■ Task directions ■
Among the lines listed below, count those that include the string "deretter", and state only the count.

[Extracted data entries]
┌──

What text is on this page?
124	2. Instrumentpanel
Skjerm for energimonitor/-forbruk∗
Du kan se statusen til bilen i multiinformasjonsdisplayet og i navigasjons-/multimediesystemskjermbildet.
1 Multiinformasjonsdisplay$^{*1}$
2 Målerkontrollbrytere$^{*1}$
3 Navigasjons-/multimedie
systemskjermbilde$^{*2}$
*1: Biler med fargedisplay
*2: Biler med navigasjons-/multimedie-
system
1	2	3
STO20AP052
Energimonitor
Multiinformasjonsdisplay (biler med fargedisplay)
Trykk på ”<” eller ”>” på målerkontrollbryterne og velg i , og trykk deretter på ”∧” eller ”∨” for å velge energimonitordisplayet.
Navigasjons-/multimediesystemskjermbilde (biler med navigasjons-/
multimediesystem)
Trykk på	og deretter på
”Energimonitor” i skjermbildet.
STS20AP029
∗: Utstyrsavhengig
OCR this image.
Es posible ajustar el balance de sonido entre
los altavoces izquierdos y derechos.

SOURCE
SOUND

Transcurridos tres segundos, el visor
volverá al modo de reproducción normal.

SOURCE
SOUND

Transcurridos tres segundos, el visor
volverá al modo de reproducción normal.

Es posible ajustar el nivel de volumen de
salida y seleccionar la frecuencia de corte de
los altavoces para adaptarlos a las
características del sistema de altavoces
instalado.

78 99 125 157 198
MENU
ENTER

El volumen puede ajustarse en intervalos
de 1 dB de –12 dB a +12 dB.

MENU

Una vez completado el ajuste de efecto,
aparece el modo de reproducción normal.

└──

■ Response ■
2